>> BEGIN The input

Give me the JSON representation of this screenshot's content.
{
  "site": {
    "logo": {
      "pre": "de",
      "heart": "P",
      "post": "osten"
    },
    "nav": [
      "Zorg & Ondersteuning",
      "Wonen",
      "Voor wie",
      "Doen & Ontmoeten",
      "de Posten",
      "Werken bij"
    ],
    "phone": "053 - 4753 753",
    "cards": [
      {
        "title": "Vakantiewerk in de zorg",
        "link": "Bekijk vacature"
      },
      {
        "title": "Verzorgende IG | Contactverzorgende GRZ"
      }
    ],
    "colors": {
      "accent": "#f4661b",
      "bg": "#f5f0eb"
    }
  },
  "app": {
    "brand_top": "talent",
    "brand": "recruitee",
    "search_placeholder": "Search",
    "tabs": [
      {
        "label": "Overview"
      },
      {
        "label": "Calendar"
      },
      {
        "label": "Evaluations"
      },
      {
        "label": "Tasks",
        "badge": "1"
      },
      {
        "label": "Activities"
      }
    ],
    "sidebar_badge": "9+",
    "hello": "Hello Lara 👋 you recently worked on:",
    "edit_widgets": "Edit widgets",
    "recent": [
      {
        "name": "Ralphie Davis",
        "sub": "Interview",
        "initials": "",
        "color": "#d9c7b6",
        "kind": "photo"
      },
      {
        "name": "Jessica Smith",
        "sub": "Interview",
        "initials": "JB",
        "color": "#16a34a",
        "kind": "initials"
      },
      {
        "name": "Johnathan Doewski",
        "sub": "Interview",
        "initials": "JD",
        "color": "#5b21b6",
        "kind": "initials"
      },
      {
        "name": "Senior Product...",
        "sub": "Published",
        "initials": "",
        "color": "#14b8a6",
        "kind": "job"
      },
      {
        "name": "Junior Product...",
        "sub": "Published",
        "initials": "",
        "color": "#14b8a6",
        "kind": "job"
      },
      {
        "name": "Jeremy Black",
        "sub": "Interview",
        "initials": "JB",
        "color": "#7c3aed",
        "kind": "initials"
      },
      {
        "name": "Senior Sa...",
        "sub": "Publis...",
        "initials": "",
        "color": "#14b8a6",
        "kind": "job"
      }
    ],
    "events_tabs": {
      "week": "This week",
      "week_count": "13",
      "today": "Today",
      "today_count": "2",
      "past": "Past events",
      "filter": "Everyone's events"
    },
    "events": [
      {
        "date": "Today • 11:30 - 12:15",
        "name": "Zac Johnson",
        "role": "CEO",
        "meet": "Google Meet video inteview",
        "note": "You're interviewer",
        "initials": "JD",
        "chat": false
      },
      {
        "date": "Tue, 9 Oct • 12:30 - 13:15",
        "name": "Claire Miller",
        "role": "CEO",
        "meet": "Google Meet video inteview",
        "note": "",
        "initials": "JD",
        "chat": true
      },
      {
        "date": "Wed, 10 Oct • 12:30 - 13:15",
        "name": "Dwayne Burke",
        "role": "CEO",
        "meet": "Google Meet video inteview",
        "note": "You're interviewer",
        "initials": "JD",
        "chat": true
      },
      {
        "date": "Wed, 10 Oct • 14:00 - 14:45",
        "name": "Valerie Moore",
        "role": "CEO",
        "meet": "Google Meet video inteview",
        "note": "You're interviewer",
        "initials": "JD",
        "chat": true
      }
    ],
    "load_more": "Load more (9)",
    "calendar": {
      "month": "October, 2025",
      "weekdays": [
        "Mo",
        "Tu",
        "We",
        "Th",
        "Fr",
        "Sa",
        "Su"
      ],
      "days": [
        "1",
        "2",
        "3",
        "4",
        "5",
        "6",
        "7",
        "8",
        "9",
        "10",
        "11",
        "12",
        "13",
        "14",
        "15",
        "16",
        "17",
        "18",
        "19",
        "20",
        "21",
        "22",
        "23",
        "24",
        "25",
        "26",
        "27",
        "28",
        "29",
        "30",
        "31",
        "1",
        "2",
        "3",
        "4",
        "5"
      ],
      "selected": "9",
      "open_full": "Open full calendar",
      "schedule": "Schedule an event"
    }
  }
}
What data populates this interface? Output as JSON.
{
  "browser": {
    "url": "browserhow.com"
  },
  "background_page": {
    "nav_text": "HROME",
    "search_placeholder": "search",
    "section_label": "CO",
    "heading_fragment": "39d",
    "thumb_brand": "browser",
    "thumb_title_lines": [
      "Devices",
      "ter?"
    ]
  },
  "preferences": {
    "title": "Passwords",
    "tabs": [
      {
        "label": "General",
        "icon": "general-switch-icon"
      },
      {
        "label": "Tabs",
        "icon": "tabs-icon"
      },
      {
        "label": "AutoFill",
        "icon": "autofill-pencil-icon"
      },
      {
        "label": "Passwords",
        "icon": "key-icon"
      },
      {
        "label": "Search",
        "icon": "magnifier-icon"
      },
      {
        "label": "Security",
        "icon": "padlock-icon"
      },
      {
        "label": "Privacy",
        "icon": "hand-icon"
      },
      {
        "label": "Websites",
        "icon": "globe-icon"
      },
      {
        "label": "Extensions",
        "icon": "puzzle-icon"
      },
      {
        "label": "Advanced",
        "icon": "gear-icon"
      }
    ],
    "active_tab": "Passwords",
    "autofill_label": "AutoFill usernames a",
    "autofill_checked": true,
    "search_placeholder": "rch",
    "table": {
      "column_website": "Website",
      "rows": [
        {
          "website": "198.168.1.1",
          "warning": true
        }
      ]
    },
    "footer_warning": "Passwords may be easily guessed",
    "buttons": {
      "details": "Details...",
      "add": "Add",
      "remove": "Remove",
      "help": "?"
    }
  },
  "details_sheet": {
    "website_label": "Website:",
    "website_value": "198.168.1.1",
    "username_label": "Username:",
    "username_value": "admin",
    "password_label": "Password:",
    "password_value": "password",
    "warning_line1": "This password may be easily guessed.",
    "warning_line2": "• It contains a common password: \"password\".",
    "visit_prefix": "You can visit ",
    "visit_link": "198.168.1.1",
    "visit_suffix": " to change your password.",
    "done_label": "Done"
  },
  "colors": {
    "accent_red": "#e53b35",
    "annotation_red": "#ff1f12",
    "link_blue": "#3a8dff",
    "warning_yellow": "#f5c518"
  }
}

>> END The input

What you have to do: Repeat the data verbatim.

The completed task:
Give me the JSON representation of this screenshot's content.
{
  "site": {
    "logo": {
      "pre": "de",
      "heart": "P",
      "post": "osten"
    },
    "nav": [
      "Zorg & Ondersteuning",
      "Wonen",
      "Voor wie",
      "Doen & Ontmoeten",
      "de Posten",
      "Werken bij"
    ],
    "phone": "053 - 4753 753",
    "cards": [
      {
        "title": "Vakantiewerk in de zorg",
        "link": "Bekijk vacature"
      },
      {
        "title": "Verzorgende IG | Contactverzorgende GRZ"
      }
    ],
    "colors": {
      "accent": "#f4661b",
      "bg": "#f5f0eb"
    }
  },
  "app": {
    "brand_top": "talent",
    "brand": "recruitee",
    "search_placeholder": "Search",
    "tabs": [
      {
        "label": "Overview"
      },
      {
        "label": "Calendar"
      },
      {
        "label": "Evaluations"
      },
      {
        "label": "Tasks",
        "badge": "1"
      },
      {
        "label": "Activities"
      }
    ],
    "sidebar_badge": "9+",
    "hello": "Hello Lara 👋 you recently worked on:",
    "edit_widgets": "Edit widgets",
    "recent": [
      {
        "name": "Ralphie Davis",
        "sub": "Interview",
        "initials": "",
        "color": "#d9c7b6",
        "kind": "photo"
      },
      {
        "name": "Jessica Smith",
        "sub": "Interview",
        "initials": "JB",
        "color": "#16a34a",
        "kind": "initials"
      },
      {
        "name": "Johnathan Doewski",
        "sub": "Interview",
        "initials": "JD",
        "color": "#5b21b6",
        "kind": "initials"
      },
      {
        "name": "Senior Product...",
        "sub": "Published",
        "initials": "",
        "color": "#14b8a6",
        "kind": "job"
      },
      {
        "name": "Junior Product...",
        "sub": "Published",
        "initials": "",
        "color": "#14b8a6",
        "kind": "job"
      },
      {
        "name": "Jeremy Black",
        "sub": "Interview",
        "initials": "JB",
        "color": "#7c3aed",
        "kind": "initials"
      },
      {
        "name": "Senior Sa...",
        "sub": "Publis...",
        "initials": "",
        "color": "#14b8a6",
        "kind": "job"
      }
    ],
    "events_tabs": {
      "week": "This week",
      "week_count": "13",
      "today": "Today",
      "today_count": "2",
      "past": "Past events",
      "filter": "Everyone's events"
    },
    "events": [
      {
        "date": "Today • 11:30 - 12:15",
        "name": "Zac Johnson",
        "role": "CEO",
        "meet": "Google Meet video inteview",
        "note": "You're interviewer",
        "initials": "JD",
        "chat": false
      },
      {
        "date": "Tue, 9 Oct • 12:30 - 13:15",
        "name": "Claire Miller",
        "role": "CEO",
        "meet": "Google Meet video inteview",
        "note": "",
        "initials": "JD",
        "chat": true
      },
      {
        "date": "Wed, 10 Oct • 12:30 - 13:15",
        "name": "Dwayne Burke",
        "role": "CEO",
        "meet": "Google Meet video inteview",
        "note": "You're interviewer",
        "initials": "JD",
        "chat": true
      },
      {
        "date": "Wed, 10 Oct • 14:00 - 14:45",
        "name": "Valerie Moore",
        "role": "CEO",
        "meet": "Google Meet video inteview",
        "note": "You're interviewer",
        "initials": "JD",
        "chat": true
      }
    ],
    "load_more": "Load more (9)",
    "calendar": {
      "month": "October, 2025",
      "weekdays": [
        "Mo",
        "Tu",
        "We",
        "Th",
        "Fr",
        "Sa",
        "Su"
      ],
      "days": [
        "1",
        "2",
        "3",
        "4",
        "5",
        "6",
        "7",
        "8",
        "9",
        "10",
        "11",
        "12",
        "13",
        "14",
        "15",
        "16",
        "17",
        "18",
        "19",
        "20",
        "21",
        "22",
        "23",
        "24",
        "25",
        "26",
        "27",
        "28",
        "29",
        "30",
        "31",
        "1",
        "2",
        "3",
        "4",
        "5"
      ],
      "selected": "9",
      "open_full": "Open full calendar",
      "schedule": "Schedule an event"
    }
  }
}
What data populates this interface? Output as JSON.
{
  "browser": {
    "url": "browserhow.com"
  },
  "background_page": {
    "nav_text": "HROME",
    "search_placeholder": "search",
    "section_label": "CO",
    "heading_fragment": "39d",
    "thumb_brand": "browser",
    "thumb_title_lines": [
      "Devices",
      "ter?"
    ]
  },
  "preferences": {
    "title": "Passwords",
    "tabs": [
      {
        "label": "General",
        "icon": "general-switch-icon"
      },
      {
        "label": "Tabs",
        "icon": "tabs-icon"
      },
      {
        "label": "AutoFill",
        "icon": "autofill-pencil-icon"
      },
      {
        "label": "Passwords",
        "icon": "key-icon"
      },
      {
        "label": "Search",
        "icon": "magnifier-icon"
      },
      {
        "label": "Security",
        "icon": "padlock-icon"
      },
      {
        "label": "Privacy",
        "icon": "hand-icon"
      },
      {
        "label": "Websites",
        "icon": "globe-icon"
      },
      {
        "label": "Extensions",
        "icon": "puzzle-icon"
      },
      {
        "label": "Advanced",
        "icon": "gear-icon"
      }
    ],
    "active_tab": "Passwords",
    "autofill_label": "AutoFill usernames a",
    "autofill_checked": true,
    "search_placeholder": "rch",
    "table": {
      "column_website": "Website",
      "rows": [
        {
          "website": "198.168.1.1",
          "warning": true
        }
      ]
    },
    "footer_warning": "Passwords may be easily guessed",
    "buttons": {
      "details": "Details...",
      "add": "Add",
      "remove": "Remove",
      "help": "?"
    }
  },
  "details_sheet": {
    "website_label": "Website:",
    "website_value": "198.168.1.1",
    "username_label": "Username:",
    "username_value": "admin",
    "password_label": "Password:",
    "password_value": "password",
    "warning_line1": "This password may be easily guessed.",
    "warning_line2": "• It contains a common password: \"password\".",
    "visit_prefix": "You can visit ",
    "visit_link": "198.168.1.1",
    "visit_suffix": " to change your password.",
    "done_label": "Done"
  },
  "colors": {
    "accent_red": "#e53b35",
    "annotation_red": "#ff1f12",
    "link_blue": "#3a8dff",
    "warning_yellow": "#f5c518"
  }
}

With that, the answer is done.